> _Problem statement_:
In the entries below, find the lines with the word "DEMANDADO" and copy them.

> _Dataset_:

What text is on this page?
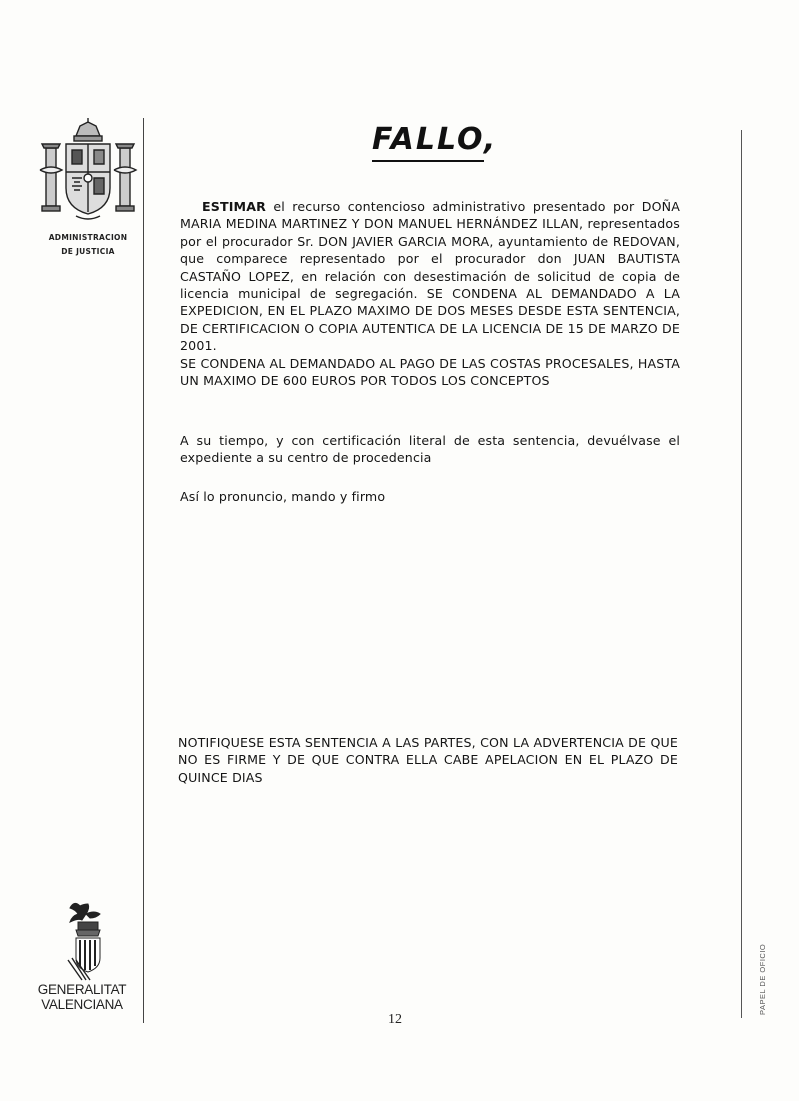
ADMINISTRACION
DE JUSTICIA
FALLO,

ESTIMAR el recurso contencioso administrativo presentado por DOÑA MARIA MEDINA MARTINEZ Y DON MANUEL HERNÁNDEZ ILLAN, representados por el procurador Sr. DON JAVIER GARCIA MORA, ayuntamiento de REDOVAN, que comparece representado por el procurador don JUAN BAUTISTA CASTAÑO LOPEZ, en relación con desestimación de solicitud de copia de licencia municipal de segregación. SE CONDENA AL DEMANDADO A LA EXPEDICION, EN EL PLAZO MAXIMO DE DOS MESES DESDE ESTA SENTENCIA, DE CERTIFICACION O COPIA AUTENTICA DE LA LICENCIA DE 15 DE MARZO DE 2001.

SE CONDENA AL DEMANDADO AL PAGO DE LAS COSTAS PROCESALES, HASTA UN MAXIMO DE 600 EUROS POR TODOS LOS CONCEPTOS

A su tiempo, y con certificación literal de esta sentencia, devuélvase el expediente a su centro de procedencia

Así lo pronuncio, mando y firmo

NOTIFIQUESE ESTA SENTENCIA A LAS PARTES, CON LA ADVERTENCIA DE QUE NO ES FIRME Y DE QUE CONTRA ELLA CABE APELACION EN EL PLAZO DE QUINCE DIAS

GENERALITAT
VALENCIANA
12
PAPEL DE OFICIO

> _Correct response_:
ESTIMAR el recurso contencioso administrativo presentado por DOÑA MARIA MEDINA MARTINEZ Y DON MANUEL HERNÁNDEZ ILLAN, representados por el procurador Sr. DON JAVIER GARCIA MORA, ayuntamiento de REDOVAN, que comparece representado por el procurador don JUAN BAUTISTA CASTAÑO LOPEZ, en relación con desestimación de solicitud de copia de licencia municipal de segregación. SE CONDENA AL DEMANDADO A LA EXPEDICION, EN EL PLAZO MAXIMO DE DOS MESES DESDE ESTA SENTENCIA, DE CERTIFICACION O COPIA AUTENTICA DE LA LICENCIA DE 15 DE MARZO DE 2001.
SE CONDENA AL DEMANDADO AL PAGO DE LAS COSTAS PROCESALES, HASTA UN MAXIMO DE 600 EUROS POR TODOS LOS CONCEPTOS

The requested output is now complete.